— start Entries shown —
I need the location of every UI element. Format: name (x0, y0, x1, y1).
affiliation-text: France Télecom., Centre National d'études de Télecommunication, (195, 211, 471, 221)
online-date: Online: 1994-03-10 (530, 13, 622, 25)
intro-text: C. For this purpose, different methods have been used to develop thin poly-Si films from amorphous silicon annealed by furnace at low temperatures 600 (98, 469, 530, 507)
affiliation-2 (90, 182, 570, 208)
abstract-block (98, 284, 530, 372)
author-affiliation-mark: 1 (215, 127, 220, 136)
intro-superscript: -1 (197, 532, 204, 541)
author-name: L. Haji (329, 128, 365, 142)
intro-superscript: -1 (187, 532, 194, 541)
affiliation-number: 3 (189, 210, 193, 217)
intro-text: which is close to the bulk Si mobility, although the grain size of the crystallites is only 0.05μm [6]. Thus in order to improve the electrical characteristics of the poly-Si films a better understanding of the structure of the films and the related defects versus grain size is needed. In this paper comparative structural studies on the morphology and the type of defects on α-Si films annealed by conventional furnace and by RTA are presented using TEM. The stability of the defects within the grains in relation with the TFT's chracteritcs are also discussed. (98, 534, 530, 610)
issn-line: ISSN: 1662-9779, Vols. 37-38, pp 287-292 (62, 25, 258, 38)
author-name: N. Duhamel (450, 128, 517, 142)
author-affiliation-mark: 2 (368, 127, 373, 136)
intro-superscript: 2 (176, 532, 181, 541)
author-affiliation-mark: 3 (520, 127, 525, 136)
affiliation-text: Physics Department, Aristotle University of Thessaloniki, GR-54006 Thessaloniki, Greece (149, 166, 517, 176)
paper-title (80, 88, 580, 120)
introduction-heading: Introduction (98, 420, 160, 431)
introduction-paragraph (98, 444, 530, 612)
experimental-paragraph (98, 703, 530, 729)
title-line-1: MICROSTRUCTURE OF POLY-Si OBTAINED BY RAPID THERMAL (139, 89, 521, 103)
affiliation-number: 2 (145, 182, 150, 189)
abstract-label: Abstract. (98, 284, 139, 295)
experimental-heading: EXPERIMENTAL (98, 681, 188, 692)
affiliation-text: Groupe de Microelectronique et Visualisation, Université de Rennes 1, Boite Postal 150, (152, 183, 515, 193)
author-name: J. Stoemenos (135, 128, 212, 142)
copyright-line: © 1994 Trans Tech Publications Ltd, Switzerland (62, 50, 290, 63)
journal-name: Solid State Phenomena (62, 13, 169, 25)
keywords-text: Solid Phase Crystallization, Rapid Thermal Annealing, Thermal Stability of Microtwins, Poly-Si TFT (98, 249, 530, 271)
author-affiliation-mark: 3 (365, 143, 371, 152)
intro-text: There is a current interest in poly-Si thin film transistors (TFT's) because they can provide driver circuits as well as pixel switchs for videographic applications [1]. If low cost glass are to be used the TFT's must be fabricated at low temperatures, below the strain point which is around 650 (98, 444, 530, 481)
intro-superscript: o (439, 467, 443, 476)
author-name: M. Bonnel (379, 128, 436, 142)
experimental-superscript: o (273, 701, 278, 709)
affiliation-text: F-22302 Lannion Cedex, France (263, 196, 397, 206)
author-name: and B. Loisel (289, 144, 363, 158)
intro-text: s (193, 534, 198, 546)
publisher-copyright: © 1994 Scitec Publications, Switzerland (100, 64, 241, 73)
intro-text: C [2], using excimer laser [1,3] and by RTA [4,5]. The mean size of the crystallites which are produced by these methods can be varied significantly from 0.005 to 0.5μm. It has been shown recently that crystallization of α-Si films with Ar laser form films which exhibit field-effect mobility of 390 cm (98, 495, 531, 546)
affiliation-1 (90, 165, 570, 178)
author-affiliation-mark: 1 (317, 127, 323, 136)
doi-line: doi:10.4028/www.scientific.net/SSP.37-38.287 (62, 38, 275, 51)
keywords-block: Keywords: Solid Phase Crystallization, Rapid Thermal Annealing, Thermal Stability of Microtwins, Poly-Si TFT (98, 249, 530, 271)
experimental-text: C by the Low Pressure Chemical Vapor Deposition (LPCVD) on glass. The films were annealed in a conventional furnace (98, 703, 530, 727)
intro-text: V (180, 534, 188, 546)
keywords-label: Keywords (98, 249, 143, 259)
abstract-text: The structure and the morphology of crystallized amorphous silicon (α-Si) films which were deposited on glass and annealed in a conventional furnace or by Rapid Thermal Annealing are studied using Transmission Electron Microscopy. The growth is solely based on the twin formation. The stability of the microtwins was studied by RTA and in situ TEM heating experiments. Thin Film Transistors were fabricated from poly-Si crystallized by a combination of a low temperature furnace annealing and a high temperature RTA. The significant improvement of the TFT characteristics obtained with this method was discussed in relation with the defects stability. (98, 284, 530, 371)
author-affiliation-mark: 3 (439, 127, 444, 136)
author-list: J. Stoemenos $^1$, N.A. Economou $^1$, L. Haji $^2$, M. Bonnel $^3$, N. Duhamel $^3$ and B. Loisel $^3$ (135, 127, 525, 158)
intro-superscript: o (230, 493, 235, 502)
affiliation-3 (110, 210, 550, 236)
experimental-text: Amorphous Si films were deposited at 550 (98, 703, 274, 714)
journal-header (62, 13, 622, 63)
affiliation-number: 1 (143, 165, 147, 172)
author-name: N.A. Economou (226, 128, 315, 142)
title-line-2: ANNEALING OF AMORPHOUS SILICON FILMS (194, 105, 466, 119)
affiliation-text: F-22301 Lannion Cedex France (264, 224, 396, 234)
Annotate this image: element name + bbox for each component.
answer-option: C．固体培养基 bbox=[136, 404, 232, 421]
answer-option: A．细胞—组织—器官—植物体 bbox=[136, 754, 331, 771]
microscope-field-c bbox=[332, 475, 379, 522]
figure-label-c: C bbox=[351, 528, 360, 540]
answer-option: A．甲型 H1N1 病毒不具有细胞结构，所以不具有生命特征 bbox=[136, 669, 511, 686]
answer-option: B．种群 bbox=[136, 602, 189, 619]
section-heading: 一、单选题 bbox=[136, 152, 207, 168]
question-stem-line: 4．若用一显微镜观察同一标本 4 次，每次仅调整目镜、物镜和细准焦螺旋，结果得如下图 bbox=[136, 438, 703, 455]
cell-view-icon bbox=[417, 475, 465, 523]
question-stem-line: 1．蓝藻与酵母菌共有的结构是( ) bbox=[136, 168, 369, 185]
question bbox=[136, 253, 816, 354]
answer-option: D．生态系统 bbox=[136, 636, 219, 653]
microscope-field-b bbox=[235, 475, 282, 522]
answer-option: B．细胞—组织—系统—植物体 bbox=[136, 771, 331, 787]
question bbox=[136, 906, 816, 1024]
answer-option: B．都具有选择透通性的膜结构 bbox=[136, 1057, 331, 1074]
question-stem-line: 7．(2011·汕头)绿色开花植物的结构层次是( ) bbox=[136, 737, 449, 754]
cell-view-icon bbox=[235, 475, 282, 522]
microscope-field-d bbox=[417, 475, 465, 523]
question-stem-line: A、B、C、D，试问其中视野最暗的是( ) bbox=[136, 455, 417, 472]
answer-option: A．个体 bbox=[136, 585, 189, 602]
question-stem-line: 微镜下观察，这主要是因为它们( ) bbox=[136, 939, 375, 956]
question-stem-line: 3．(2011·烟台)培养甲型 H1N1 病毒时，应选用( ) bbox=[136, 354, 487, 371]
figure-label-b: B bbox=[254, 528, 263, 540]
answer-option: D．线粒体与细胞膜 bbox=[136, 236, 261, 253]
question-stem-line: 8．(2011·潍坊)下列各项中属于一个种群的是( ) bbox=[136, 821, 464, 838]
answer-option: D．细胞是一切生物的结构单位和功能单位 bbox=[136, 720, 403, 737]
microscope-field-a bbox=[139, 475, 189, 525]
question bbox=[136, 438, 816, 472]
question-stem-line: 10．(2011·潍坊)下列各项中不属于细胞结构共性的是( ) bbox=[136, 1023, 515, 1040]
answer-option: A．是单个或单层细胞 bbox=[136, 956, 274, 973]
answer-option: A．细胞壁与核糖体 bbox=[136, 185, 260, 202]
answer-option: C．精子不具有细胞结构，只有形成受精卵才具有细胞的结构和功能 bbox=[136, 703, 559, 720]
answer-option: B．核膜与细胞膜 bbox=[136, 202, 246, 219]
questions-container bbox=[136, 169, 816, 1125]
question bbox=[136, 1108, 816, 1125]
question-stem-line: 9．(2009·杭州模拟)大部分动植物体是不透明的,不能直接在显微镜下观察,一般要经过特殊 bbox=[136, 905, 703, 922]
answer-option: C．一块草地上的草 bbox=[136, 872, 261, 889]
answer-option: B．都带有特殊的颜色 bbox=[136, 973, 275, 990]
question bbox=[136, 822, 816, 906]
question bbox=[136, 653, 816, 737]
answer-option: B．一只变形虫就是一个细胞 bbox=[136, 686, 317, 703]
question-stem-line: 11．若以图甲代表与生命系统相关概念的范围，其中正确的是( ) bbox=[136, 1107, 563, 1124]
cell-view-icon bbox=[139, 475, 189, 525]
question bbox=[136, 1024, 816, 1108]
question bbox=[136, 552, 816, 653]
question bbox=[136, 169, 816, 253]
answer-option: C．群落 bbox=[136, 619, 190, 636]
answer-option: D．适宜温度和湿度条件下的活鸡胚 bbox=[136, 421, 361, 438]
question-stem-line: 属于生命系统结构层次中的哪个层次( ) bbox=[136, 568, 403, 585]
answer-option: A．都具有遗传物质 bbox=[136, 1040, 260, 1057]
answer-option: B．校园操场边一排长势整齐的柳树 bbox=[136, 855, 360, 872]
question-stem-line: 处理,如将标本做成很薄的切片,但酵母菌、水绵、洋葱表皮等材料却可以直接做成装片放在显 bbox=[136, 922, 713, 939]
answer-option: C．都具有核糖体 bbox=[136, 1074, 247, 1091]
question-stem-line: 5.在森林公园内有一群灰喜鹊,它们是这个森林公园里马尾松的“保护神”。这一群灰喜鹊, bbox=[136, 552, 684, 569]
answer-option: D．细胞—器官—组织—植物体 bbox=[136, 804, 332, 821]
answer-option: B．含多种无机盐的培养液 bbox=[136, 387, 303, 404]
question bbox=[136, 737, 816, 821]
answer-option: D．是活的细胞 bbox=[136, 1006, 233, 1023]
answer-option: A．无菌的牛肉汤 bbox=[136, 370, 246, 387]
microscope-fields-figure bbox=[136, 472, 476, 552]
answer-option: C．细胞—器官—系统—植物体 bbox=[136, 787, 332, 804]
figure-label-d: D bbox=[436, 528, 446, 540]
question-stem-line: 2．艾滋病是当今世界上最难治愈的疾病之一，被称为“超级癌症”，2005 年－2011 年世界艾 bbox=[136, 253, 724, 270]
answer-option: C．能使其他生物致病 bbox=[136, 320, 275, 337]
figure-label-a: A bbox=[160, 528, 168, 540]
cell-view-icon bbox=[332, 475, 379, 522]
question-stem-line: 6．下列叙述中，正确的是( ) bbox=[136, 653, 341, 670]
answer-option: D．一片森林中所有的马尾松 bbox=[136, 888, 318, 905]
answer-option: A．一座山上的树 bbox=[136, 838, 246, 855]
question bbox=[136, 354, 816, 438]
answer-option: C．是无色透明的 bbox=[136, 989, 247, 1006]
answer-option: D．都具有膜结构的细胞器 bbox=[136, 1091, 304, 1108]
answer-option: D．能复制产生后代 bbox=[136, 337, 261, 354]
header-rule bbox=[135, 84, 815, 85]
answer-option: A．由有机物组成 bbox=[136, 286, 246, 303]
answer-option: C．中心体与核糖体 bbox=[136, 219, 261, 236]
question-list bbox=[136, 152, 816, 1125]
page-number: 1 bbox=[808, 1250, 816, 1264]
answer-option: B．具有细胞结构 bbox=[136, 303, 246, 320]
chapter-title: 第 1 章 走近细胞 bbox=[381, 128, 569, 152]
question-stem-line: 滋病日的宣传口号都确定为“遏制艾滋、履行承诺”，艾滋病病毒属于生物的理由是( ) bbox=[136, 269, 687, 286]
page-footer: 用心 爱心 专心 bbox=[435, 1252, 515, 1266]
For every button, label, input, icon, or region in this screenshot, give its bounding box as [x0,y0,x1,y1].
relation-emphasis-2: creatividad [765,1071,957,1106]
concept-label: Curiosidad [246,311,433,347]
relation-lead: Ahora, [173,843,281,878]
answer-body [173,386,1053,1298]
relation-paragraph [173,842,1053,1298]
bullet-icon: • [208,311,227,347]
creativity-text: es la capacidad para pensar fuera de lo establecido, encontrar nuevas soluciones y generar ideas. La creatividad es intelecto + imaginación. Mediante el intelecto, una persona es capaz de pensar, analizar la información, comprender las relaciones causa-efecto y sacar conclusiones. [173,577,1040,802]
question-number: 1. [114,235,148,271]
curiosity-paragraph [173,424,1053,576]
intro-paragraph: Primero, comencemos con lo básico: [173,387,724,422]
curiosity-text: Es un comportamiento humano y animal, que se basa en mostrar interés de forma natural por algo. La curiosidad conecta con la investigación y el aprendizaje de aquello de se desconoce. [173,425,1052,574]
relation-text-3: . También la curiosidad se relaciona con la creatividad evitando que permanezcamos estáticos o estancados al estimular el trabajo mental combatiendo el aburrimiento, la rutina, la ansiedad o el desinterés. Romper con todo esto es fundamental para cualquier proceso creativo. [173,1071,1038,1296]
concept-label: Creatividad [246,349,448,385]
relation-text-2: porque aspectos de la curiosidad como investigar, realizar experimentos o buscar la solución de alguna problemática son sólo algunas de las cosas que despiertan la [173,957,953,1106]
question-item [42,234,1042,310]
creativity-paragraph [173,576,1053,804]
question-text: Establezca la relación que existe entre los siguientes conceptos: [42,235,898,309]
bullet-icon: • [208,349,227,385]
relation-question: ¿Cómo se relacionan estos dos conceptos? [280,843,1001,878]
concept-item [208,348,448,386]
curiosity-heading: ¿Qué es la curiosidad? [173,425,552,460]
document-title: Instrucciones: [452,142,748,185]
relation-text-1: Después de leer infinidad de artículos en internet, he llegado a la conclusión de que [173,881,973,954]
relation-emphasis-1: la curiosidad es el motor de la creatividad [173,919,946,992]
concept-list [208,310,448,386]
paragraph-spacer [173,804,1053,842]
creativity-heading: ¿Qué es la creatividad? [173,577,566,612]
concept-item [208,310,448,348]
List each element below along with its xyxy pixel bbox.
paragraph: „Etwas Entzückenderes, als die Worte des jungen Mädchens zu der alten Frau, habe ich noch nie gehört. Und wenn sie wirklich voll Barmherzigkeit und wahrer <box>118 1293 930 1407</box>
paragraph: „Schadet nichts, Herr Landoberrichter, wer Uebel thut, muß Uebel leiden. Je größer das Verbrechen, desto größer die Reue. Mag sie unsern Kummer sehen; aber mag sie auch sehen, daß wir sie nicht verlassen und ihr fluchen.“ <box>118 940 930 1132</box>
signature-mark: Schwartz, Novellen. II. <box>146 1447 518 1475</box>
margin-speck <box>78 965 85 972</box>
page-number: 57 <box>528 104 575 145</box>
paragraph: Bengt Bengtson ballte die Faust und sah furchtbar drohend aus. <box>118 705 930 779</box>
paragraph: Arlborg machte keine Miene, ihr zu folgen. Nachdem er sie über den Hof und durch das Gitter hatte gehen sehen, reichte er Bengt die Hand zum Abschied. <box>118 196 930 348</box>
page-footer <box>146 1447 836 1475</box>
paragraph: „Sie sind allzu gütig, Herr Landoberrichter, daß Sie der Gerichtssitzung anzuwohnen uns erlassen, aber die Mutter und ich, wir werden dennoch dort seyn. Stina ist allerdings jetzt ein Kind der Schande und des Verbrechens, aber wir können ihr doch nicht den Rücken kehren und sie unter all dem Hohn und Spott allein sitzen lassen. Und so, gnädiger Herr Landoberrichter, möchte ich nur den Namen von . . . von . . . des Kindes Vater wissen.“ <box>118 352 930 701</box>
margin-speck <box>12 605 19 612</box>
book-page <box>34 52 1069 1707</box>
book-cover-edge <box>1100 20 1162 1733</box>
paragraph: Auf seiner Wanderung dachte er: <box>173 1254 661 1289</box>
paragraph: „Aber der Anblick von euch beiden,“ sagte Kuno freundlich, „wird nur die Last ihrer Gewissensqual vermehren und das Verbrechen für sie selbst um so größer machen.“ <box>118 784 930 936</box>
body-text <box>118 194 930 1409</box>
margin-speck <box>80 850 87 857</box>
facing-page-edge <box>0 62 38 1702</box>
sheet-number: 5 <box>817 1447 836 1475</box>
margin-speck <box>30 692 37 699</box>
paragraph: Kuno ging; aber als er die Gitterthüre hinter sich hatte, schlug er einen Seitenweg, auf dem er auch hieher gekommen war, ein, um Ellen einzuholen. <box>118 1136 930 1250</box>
— end Entries shown —
__Problem description__. Please reproduce everything from the start of the material down through the line containing "intro-text: C. For", with no changes.

__Written answer__.
I need the location of every UI element. Format: name (x0, y0, x1, y1).
affiliation-text: France Télecom., Centre National d'études de Télecommunication, (195, 211, 471, 221)
online-date: Online: 1994-03-10 (530, 13, 622, 25)
intro-text: C. For this purpose, different methods have been used to develop thin poly-Si films from amorphous silicon annealed by furnace at low temperatures 600 (98, 469, 530, 507)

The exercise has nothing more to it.